> [YOUR GOAL]: Identify the lines that contain the string "heading", then copy each of them.

> [EXERCISE INPUT]:
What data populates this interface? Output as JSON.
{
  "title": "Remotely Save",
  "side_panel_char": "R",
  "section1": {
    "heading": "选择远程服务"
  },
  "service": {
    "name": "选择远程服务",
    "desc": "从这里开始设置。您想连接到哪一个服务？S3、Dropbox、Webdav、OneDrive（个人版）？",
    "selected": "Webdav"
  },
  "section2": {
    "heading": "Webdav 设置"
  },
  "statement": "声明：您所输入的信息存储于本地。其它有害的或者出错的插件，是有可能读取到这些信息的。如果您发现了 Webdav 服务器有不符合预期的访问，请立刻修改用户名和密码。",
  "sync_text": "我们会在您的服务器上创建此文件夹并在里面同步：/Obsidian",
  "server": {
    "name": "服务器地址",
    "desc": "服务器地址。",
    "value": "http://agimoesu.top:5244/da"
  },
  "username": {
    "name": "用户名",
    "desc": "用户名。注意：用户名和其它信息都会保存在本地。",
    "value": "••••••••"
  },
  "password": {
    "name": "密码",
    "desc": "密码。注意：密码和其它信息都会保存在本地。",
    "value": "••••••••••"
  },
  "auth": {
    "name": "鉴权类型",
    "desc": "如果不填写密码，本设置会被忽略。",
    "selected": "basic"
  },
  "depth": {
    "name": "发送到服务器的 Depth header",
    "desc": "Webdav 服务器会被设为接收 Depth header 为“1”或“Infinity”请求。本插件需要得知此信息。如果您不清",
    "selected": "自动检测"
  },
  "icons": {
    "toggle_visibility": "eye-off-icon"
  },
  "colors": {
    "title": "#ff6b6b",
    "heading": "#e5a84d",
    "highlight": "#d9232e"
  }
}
...
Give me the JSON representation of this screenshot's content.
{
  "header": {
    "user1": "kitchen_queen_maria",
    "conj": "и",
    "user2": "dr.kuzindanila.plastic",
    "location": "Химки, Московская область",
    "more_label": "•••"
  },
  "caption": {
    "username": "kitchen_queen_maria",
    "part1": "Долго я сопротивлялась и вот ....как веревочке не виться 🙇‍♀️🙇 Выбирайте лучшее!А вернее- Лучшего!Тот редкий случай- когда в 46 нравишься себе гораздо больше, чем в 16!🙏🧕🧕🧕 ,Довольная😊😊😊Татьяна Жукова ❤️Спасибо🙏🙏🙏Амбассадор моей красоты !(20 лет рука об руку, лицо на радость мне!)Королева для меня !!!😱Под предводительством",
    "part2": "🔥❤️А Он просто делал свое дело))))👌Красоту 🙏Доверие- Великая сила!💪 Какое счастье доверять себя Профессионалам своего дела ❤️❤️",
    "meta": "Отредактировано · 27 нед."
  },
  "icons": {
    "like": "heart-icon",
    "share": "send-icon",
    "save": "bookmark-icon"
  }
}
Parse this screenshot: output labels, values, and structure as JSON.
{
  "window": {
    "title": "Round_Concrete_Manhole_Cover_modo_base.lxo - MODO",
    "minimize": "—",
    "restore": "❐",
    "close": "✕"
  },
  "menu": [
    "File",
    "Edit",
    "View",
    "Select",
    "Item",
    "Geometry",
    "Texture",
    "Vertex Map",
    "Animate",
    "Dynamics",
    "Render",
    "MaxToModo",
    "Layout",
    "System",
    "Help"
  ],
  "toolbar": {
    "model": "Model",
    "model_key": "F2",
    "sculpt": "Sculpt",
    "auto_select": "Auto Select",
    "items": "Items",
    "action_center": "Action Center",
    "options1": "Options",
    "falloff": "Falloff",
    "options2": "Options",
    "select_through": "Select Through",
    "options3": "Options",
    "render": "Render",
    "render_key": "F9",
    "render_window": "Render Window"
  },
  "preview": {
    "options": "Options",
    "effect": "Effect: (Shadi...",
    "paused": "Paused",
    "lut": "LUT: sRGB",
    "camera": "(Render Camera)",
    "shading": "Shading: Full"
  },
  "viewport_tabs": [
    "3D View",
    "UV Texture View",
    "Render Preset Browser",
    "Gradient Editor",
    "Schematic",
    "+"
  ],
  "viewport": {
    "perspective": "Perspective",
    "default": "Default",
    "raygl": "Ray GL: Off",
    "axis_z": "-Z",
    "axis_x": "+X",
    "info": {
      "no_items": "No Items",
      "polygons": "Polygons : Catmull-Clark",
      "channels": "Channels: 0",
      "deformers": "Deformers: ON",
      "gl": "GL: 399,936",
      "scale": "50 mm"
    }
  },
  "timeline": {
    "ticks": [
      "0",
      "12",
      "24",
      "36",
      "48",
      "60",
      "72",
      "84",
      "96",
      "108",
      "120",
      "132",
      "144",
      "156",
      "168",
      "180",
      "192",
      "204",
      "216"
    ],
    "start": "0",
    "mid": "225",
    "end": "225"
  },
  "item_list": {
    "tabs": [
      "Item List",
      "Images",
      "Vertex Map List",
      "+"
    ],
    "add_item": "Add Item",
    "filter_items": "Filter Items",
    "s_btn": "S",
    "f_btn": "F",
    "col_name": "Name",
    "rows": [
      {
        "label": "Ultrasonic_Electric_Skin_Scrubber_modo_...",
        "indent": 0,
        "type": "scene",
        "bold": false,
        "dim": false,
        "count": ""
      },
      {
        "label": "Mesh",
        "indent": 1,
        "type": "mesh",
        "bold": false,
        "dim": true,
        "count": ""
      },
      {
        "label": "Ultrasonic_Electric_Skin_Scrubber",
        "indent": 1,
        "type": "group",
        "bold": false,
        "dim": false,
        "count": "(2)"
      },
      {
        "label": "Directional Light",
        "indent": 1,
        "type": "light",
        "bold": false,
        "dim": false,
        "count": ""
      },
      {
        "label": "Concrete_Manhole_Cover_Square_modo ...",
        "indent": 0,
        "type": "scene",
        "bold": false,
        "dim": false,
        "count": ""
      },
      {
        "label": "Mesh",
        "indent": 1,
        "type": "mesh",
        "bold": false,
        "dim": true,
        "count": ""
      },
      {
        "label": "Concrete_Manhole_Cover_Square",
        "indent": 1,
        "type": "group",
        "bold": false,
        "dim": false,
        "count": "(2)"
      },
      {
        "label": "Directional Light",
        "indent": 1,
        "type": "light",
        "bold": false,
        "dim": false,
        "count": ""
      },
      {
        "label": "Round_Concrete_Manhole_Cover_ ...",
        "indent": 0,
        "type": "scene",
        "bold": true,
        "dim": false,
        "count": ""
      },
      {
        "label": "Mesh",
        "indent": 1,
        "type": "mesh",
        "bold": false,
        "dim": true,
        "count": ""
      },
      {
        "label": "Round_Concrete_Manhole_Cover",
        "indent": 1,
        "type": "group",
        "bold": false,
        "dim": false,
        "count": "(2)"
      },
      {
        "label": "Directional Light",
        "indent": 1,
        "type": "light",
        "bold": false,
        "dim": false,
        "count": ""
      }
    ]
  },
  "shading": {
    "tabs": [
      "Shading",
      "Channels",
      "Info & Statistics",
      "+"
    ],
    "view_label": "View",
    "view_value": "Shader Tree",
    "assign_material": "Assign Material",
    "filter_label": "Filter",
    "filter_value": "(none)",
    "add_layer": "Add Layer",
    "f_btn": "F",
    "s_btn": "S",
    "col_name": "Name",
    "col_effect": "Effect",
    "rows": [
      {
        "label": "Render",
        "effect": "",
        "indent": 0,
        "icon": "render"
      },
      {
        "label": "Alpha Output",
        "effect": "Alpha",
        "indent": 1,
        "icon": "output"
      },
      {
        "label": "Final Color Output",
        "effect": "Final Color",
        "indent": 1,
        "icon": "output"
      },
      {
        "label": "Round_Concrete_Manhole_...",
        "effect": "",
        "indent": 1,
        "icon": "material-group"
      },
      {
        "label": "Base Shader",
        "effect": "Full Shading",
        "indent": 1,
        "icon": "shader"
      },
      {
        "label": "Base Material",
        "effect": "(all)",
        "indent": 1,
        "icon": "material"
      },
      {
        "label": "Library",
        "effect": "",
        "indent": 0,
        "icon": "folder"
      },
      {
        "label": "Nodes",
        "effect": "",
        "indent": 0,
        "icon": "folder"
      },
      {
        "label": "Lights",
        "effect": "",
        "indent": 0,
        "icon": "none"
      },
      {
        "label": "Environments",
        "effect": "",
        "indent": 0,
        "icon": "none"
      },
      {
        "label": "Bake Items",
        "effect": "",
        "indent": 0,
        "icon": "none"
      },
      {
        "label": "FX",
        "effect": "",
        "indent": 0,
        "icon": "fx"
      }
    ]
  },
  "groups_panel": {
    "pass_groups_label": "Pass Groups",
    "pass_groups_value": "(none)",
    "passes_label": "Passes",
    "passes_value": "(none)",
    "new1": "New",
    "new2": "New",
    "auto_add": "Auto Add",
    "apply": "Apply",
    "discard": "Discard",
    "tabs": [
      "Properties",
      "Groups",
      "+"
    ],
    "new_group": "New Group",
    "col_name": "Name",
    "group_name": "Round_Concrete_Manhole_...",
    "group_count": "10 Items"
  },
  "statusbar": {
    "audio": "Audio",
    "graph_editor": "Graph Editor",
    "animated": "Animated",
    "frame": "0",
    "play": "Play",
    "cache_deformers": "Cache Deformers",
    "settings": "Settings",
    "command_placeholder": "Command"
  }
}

> [COMPLETE RESPONSE]:
    "heading": "选择远程服务"
    "heading": "Webdav 设置"
    "heading": "#e5a84d",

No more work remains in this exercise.